Problem details:
Gather all lines in the entries below that include the word "type".
● ● ● ●
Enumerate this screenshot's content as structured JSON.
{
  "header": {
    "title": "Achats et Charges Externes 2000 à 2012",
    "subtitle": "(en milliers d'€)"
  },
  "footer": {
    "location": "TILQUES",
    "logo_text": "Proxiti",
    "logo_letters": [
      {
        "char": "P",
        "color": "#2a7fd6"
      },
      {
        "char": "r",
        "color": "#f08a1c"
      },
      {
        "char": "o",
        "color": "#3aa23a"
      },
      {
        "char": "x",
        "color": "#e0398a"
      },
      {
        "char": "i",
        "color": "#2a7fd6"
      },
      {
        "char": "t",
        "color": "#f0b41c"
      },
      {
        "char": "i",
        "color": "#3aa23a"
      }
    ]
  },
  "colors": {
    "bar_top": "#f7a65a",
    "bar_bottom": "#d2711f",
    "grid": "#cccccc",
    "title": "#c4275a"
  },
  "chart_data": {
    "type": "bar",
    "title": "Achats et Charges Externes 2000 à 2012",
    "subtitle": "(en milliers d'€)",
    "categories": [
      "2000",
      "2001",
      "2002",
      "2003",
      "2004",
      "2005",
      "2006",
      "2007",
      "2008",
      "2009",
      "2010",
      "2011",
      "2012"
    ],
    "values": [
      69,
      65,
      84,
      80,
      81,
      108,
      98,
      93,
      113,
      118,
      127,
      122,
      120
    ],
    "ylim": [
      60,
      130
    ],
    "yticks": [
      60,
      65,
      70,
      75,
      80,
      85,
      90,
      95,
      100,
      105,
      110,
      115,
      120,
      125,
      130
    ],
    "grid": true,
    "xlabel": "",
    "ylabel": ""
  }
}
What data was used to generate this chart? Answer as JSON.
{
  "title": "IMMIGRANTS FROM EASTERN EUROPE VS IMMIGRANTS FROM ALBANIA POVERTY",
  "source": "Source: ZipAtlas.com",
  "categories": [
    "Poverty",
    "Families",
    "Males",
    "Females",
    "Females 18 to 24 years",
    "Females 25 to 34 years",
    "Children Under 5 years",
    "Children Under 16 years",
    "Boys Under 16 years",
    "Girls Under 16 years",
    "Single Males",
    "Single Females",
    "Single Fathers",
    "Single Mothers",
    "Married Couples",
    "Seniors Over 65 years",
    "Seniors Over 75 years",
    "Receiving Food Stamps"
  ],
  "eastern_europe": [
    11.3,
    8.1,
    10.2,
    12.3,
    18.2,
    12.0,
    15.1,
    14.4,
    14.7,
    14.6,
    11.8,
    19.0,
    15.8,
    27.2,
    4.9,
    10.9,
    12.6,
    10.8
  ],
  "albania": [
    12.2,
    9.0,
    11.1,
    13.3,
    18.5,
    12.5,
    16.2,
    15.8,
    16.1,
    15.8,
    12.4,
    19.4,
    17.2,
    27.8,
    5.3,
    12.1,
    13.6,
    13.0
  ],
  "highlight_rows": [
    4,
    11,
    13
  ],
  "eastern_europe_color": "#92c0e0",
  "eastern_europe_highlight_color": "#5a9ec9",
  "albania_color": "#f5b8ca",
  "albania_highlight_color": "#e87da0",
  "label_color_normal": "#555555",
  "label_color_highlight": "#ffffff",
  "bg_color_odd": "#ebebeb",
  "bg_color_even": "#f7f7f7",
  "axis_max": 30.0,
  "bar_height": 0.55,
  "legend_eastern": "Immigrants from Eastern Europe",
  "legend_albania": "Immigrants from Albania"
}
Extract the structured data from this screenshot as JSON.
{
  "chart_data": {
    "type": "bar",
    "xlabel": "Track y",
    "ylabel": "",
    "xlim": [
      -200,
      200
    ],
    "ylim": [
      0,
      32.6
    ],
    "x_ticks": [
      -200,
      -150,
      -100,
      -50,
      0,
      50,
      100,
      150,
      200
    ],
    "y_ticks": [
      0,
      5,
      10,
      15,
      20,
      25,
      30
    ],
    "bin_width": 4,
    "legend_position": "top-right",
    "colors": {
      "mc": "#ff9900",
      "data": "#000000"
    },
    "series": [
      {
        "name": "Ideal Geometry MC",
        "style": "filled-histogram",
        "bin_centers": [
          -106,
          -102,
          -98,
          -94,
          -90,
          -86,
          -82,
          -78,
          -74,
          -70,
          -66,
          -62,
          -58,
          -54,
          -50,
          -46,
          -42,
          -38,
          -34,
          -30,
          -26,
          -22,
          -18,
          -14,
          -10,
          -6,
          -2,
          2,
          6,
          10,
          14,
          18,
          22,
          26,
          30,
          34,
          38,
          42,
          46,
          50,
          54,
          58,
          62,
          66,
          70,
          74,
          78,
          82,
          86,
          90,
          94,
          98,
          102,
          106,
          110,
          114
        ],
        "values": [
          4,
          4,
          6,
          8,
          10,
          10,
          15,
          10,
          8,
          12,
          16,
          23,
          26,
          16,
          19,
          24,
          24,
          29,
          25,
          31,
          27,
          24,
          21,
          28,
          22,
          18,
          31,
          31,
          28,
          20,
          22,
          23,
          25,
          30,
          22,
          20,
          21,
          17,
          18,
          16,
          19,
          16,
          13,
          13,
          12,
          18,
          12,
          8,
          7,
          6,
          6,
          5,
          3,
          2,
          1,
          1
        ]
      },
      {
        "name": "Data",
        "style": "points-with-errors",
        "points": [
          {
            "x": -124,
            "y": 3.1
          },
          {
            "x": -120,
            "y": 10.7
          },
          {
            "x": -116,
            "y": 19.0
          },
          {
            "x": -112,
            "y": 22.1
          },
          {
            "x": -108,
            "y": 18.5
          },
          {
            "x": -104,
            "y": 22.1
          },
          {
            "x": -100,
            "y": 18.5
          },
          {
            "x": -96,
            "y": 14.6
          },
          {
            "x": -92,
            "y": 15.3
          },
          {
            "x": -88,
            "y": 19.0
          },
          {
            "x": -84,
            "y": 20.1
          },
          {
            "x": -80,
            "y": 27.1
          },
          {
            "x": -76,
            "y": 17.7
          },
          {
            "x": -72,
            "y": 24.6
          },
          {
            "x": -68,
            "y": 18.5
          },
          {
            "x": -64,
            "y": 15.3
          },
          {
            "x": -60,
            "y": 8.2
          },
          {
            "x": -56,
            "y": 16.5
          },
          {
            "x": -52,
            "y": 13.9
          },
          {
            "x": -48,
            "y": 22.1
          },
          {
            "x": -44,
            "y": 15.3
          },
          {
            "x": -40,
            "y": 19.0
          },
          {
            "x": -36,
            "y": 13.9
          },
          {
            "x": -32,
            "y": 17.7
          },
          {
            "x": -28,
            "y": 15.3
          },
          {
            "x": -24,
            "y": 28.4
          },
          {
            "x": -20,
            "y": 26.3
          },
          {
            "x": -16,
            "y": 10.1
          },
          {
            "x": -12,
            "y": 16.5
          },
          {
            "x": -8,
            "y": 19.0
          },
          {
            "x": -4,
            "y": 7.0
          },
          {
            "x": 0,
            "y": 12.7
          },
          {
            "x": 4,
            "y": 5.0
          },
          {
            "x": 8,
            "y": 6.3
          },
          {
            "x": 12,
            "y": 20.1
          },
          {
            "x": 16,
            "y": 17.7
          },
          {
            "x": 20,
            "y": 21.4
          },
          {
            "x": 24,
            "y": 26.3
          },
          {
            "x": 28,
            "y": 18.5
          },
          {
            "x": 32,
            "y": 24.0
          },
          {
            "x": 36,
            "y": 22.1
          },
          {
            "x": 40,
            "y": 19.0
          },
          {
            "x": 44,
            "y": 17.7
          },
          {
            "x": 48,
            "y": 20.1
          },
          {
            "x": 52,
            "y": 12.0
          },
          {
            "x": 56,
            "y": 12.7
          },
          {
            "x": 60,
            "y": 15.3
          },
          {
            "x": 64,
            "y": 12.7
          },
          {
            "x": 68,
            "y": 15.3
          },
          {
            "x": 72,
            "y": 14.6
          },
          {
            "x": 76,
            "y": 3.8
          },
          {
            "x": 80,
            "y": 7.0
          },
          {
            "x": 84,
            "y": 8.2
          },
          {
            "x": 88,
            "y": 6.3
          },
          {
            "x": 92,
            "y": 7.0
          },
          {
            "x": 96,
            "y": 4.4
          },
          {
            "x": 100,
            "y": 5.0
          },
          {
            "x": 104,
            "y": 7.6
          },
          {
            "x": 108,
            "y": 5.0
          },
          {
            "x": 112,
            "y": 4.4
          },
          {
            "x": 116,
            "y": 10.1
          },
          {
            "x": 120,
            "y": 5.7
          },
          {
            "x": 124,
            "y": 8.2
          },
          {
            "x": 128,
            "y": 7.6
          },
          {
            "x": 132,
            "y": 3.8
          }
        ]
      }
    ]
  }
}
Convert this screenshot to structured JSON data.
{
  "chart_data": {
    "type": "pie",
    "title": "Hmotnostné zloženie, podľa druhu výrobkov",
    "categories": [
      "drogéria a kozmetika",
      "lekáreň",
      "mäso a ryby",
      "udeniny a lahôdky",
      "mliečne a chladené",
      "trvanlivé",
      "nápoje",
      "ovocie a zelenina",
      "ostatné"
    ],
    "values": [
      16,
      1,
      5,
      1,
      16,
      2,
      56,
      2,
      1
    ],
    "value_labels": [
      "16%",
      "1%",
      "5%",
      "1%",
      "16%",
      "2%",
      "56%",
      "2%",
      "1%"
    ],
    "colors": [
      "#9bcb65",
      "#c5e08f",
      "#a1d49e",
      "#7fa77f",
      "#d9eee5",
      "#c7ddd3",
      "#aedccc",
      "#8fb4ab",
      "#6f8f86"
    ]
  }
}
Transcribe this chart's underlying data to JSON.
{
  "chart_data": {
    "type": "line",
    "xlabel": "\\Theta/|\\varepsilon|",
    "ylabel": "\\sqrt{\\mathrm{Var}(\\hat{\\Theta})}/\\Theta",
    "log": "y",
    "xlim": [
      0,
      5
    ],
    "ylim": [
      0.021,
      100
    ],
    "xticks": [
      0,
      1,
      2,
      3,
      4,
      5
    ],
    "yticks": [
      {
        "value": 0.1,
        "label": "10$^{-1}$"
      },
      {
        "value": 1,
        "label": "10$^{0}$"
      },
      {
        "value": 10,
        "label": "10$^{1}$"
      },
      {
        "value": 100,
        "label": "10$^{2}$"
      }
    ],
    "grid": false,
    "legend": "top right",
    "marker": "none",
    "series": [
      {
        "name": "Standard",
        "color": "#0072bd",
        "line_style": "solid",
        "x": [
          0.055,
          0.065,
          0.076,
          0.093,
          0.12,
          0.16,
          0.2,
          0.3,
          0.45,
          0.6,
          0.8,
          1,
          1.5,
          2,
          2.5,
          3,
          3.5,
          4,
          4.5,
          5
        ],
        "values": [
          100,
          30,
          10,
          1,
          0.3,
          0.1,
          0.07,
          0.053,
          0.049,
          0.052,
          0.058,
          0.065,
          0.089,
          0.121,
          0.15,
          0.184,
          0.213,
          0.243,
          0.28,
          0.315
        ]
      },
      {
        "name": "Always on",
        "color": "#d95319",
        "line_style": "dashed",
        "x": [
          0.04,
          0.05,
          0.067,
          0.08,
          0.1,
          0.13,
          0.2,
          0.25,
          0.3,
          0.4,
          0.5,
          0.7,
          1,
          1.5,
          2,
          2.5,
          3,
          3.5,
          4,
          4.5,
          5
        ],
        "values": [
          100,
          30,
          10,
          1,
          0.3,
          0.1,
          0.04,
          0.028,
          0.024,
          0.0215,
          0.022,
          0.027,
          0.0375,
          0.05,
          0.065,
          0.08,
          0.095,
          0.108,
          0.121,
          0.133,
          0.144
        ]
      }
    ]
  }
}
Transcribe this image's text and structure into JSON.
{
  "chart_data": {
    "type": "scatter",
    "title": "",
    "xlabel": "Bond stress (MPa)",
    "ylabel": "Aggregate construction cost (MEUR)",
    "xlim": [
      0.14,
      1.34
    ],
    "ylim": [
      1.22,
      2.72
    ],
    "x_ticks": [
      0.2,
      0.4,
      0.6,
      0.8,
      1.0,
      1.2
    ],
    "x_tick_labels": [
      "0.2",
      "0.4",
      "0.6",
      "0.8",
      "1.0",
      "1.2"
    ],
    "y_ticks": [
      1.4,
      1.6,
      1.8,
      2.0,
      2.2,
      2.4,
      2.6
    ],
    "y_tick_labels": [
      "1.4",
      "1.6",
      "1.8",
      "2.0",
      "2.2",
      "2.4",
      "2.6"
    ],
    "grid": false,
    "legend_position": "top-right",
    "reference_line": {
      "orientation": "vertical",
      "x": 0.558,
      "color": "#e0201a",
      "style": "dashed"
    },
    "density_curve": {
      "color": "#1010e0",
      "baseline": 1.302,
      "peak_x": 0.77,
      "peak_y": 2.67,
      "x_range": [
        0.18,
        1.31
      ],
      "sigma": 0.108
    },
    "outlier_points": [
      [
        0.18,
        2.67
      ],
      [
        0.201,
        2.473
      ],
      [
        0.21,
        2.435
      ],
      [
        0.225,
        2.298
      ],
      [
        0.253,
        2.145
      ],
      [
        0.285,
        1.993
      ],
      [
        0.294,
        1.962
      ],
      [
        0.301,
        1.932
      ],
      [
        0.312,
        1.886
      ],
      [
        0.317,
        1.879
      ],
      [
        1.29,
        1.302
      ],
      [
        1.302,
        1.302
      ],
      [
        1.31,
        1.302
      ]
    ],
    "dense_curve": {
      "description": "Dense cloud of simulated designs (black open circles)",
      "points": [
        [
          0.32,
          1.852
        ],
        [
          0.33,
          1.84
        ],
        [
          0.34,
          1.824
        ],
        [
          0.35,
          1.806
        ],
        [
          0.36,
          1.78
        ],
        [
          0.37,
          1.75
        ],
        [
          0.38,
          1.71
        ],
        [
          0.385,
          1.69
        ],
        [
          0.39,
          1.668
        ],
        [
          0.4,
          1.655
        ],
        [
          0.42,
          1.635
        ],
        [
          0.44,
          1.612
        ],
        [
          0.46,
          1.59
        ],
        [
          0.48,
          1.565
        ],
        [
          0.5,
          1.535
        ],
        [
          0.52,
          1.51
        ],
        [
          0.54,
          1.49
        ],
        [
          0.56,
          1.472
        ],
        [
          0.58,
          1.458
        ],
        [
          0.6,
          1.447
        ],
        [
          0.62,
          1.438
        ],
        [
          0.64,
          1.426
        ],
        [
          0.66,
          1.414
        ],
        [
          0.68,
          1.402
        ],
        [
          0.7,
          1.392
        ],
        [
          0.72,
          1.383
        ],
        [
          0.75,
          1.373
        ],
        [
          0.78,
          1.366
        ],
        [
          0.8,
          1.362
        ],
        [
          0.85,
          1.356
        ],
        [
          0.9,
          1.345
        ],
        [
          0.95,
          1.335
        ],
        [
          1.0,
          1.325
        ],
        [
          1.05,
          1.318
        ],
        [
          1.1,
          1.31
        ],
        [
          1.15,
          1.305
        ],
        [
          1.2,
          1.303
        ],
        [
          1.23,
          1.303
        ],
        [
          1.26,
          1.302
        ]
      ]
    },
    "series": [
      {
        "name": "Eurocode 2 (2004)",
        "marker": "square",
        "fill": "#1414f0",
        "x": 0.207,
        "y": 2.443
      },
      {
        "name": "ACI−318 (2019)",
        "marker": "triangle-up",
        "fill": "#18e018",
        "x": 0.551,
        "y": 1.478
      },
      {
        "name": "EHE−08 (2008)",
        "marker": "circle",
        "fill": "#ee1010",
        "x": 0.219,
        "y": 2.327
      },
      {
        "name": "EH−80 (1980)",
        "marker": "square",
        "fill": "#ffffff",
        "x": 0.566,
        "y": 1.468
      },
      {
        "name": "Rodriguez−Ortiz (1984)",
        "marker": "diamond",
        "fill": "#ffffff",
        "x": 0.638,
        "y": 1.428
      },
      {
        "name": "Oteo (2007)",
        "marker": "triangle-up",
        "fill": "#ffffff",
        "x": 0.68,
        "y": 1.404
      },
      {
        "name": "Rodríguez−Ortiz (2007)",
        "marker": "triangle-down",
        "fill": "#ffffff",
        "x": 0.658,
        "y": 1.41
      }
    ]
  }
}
● ● ● ●
Task output:
    "type": "bar",
    "type": "bar",
    "type": "pie",
    "type": "line",
    "type": "scatter",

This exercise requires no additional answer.